*EXERCISE GOAL*. Repeat each entry word for word. Leave any images out of the copy.

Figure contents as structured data
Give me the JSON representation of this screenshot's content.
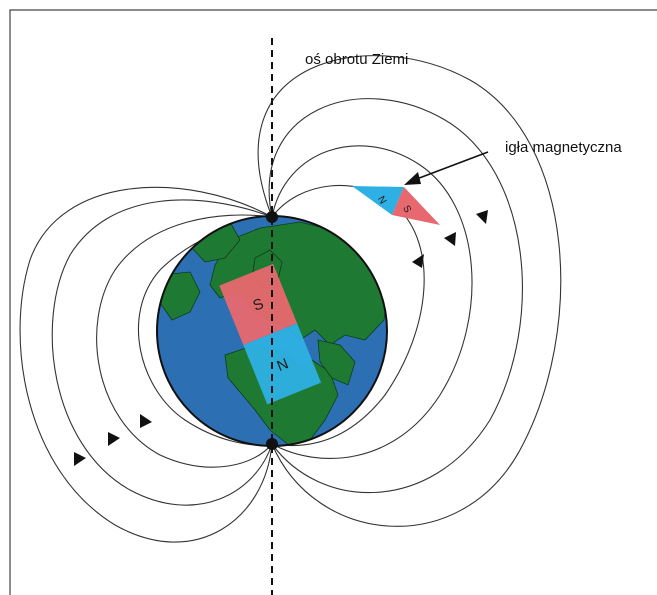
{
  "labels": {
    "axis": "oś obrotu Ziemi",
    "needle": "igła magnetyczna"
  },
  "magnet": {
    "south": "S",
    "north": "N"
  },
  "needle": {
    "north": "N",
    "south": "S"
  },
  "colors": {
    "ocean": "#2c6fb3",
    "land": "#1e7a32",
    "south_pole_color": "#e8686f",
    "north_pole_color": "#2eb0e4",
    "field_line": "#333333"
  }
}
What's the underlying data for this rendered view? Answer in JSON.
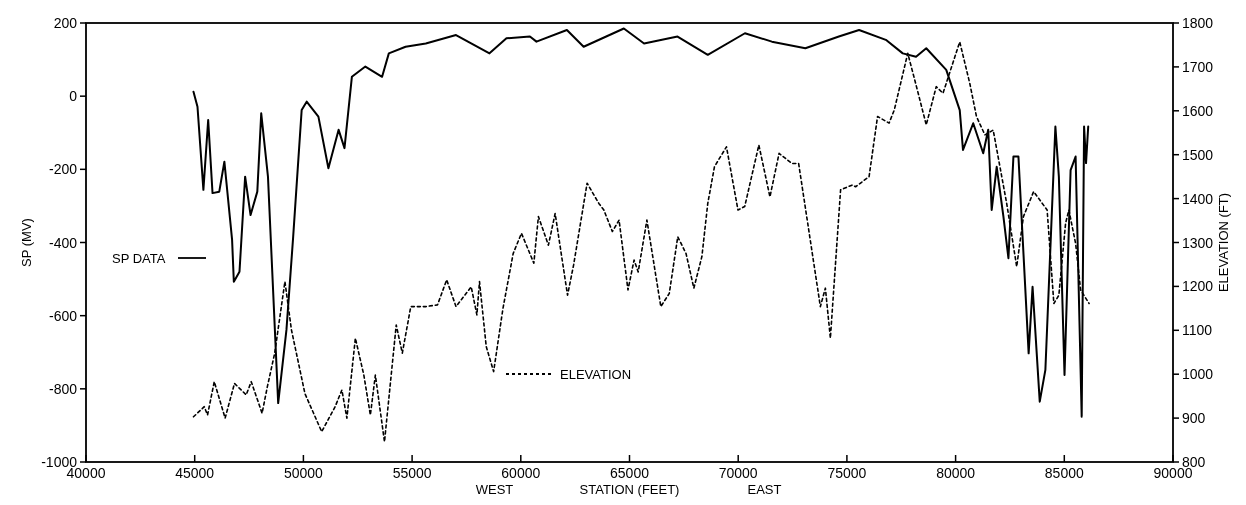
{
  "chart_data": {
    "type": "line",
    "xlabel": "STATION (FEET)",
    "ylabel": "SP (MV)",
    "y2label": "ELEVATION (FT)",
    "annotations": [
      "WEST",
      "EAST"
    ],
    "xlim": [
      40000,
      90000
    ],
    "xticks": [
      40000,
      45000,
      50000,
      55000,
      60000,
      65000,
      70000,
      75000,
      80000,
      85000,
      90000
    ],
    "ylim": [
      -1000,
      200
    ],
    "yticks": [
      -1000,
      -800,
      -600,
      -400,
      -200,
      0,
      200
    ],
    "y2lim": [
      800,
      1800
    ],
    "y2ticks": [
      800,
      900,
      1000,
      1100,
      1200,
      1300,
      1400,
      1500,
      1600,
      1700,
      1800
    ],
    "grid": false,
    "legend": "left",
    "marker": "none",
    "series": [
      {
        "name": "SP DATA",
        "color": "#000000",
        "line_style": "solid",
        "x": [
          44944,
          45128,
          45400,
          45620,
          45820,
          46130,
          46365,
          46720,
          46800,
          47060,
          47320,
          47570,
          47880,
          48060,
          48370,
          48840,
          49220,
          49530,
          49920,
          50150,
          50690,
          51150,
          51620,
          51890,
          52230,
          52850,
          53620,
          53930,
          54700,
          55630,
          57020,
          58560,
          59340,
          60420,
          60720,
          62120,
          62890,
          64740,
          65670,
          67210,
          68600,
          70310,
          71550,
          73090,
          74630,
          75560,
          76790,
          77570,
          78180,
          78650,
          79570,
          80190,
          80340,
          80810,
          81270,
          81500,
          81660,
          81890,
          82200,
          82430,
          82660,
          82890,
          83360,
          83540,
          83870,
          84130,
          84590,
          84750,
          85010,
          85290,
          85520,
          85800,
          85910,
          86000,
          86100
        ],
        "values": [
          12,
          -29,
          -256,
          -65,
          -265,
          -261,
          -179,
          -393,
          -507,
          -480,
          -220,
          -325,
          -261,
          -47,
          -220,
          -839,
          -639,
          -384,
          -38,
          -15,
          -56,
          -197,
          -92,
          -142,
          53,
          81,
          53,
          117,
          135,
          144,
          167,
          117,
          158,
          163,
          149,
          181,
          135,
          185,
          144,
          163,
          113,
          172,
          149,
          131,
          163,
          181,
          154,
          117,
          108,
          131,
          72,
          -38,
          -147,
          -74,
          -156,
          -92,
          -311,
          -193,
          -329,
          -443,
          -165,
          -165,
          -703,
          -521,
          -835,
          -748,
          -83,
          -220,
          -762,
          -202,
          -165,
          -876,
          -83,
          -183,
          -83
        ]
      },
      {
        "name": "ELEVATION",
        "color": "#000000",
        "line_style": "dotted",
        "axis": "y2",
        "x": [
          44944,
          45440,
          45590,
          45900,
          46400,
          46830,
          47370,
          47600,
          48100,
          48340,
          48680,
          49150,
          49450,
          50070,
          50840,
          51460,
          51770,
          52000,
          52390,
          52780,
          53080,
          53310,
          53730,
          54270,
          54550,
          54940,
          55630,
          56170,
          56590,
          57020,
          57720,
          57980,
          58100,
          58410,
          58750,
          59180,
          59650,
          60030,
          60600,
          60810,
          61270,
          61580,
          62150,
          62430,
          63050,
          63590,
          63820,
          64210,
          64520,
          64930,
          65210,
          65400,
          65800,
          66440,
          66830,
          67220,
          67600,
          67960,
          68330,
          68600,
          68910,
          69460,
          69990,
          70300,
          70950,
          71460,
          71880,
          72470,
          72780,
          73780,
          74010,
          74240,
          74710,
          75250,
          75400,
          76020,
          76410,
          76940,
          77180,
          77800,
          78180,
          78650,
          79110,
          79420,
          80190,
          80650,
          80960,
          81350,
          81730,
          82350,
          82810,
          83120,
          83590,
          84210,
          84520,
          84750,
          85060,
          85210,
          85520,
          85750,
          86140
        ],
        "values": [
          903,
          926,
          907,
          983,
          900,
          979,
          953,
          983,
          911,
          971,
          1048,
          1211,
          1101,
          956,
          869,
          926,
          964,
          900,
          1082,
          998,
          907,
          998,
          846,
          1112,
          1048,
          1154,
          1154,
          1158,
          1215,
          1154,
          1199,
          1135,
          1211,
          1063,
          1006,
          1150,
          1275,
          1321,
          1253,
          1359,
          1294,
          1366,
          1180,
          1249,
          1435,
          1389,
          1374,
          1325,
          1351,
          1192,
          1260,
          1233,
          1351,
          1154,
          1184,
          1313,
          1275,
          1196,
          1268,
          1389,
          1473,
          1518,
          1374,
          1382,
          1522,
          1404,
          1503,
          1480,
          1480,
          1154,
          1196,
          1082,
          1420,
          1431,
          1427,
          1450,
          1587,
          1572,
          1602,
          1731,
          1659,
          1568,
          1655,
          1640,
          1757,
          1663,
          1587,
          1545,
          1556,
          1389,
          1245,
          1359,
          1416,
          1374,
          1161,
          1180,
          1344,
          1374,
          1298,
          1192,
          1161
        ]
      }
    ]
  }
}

*RESPONSE TO THE EXERCISE*.
Give me the JSON representation of this screenshot's content.
{
  "labels": {
    "axis": "oś obrotu Ziemi",
    "needle": "igła magnetyczna"
  },
  "magnet": {
    "south": "S",
    "north": "N"
  },
  "needle": {
    "north": "N",
    "south": "S"
  },
  "colors": {
    "ocean": "#2c6fb3",
    "land": "#1e7a32",
    "south_pole_color": "#e8686f",
    "north_pole_color": "#2eb0e4",
    "field_line": "#333333"
  }
}
What's the underlying data for this rendered view? Answer in JSON.
{
  "chart_data": {
    "type": "line",
    "xlabel": "STATION (FEET)",
    "ylabel": "SP (MV)",
    "y2label": "ELEVATION (FT)",
    "annotations": [
      "WEST",
      "EAST"
    ],
    "xlim": [
      40000,
      90000
    ],
    "xticks": [
      40000,
      45000,
      50000,
      55000,
      60000,
      65000,
      70000,
      75000,
      80000,
      85000,
      90000
    ],
    "ylim": [
      -1000,
      200
    ],
    "yticks": [
      -1000,
      -800,
      -600,
      -400,
      -200,
      0,
      200
    ],
    "y2lim": [
      800,
      1800
    ],
    "y2ticks": [
      800,
      900,
      1000,
      1100,
      1200,
      1300,
      1400,
      1500,
      1600,
      1700,
      1800
    ],
    "grid": false,
    "legend": "left",
    "marker": "none",
    "series": [
      {
        "name": "SP DATA",
        "color": "#000000",
        "line_style": "solid",
        "x": [
          44944,
          45128,
          45400,
          45620,
          45820,
          46130,
          46365,
          46720,
          46800,
          47060,
          47320,
          47570,
          47880,
          48060,
          48370,
          48840,
          49220,
          49530,
          49920,
          50150,
          50690,
          51150,
          51620,
          51890,
          52230,
          52850,
          53620,
          53930,
          54700,
          55630,
          57020,
          58560,
          59340,
          60420,
          60720,
          62120,
          62890,
          64740,
          65670,
          67210,
          68600,
          70310,
          71550,
          73090,
          74630,
          75560,
          76790,
          77570,
          78180,
          78650,
          79570,
          80190,
          80340,
          80810,
          81270,
          81500,
          81660,
          81890,
          82200,
          82430,
          82660,
          82890,
          83360,
          83540,
          83870,
          84130,
          84590,
          84750,
          85010,
          85290,
          85520,
          85800,
          85910,
          86000,
          86100
        ],
        "values": [
          12,
          -29,
          -256,
          -65,
          -265,
          -261,
          -179,
          -393,
          -507,
          -480,
          -220,
          -325,
          -261,
          -47,
          -220,
          -839,
          -639,
          -384,
          -38,
          -15,
          -56,
          -197,
          -92,
          -142,
          53,
          81,
          53,
          117,
          135,
          144,
          167,
          117,
          158,
          163,
          149,
          181,
          135,
          185,
          144,
          163,
          113,
          172,
          149,
          131,
          163,
          181,
          154,
          117,
          108,
          131,
          72,
          -38,
          -147,
          -74,
          -156,
          -92,
          -311,
          -193,
          -329,
          -443,
          -165,
          -165,
          -703,
          -521,
          -835,
          -748,
          -83,
          -220,
          -762,
          -202,
          -165,
          -876,
          -83,
          -183,
          -83
        ]
      },
      {
        "name": "ELEVATION",
        "color": "#000000",
        "line_style": "dotted",
        "axis": "y2",
        "x": [
          44944,
          45440,
          45590,
          45900,
          46400,
          46830,
          47370,
          47600,
          48100,
          48340,
          48680,
          49150,
          49450,
          50070,
          50840,
          51460,
          51770,
          52000,
          52390,
          52780,
          53080,
          53310,
          53730,
          54270,
          54550,
          54940,
          55630,
          56170,
          56590,
          57020,
          57720,
          57980,
          58100,
          58410,
          58750,
          59180,
          59650,
          60030,
          60600,
          60810,
          61270,
          61580,
          62150,
          62430,
          63050,
          63590,
          63820,
          64210,
          64520,
          64930,
          65210,
          65400,
          65800,
          66440,
          66830,
          67220,
          67600,
          67960,
          68330,
          68600,
          68910,
          69460,
          69990,
          70300,
          70950,
          71460,
          71880,
          72470,
          72780,
          73780,
          74010,
          74240,
          74710,
          75250,
          75400,
          76020,
          76410,
          76940,
          77180,
          77800,
          78180,
          78650,
          79110,
          79420,
          80190,
          80650,
          80960,
          81350,
          81730,
          82350,
          82810,
          83120,
          83590,
          84210,
          84520,
          84750,
          85060,
          85210,
          85520,
          85750,
          86140
        ],
        "values": [
          903,
          926,
          907,
          983,
          900,
          979,
          953,
          983,
          911,
          971,
          1048,
          1211,
          1101,
          956,
          869,
          926,
          964,
          900,
          1082,
          998,
          907,
          998,
          846,
          1112,
          1048,
          1154,
          1154,
          1158,
          1215,
          1154,
          1199,
          1135,
          1211,
          1063,
          1006,
          1150,
          1275,
          1321,
          1253,
          1359,
          1294,
          1366,
          1180,
          1249,
          1435,
          1389,
          1374,
          1325,
          1351,
          1192,
          1260,
          1233,
          1351,
          1154,
          1184,
          1313,
          1275,
          1196,
          1268,
          1389,
          1473,
          1518,
          1374,
          1382,
          1522,
          1404,
          1503,
          1480,
          1480,
          1154,
          1196,
          1082,
          1420,
          1431,
          1427,
          1450,
          1587,
          1572,
          1602,
          1731,
          1659,
          1568,
          1655,
          1640,
          1757,
          1663,
          1587,
          1545,
          1556,
          1389,
          1245,
          1359,
          1416,
          1374,
          1161,
          1180,
          1344,
          1374,
          1298,
          1192,
          1161
        ]
      }
    ]
  }
}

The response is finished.